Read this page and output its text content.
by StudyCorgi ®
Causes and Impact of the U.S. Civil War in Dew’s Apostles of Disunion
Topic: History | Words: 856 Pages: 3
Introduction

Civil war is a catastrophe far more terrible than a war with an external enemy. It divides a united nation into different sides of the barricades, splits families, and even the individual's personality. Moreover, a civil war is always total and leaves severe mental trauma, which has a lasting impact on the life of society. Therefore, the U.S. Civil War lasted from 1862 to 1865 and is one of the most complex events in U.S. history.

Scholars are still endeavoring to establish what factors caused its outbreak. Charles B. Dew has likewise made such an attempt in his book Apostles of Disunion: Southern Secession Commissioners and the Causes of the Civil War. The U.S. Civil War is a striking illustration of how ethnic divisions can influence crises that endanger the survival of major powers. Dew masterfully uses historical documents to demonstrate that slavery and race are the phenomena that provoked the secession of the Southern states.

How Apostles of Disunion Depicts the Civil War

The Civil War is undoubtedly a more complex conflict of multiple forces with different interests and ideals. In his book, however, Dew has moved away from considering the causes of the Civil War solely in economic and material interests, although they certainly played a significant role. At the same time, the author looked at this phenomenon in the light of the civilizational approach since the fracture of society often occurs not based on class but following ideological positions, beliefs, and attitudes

TASK TO CARRY OUT:
Where a line contains "this", copy that line.

SOLUTION TO THE PROBLEM:
Read this page and output its text content.
The Civil War is undoubtedly a more complex conflict of multiple forces with different interests and ideals. In his book, however, Dew has moved away from considering the causes of the Civil War solely in economic and material interests, although they certainly played a significant role. At the same time, the author looked at this phenomenon in the light of the civilizational approach since the fracture of society often occurs not based on class but following ideological positions, beliefs, and attitudes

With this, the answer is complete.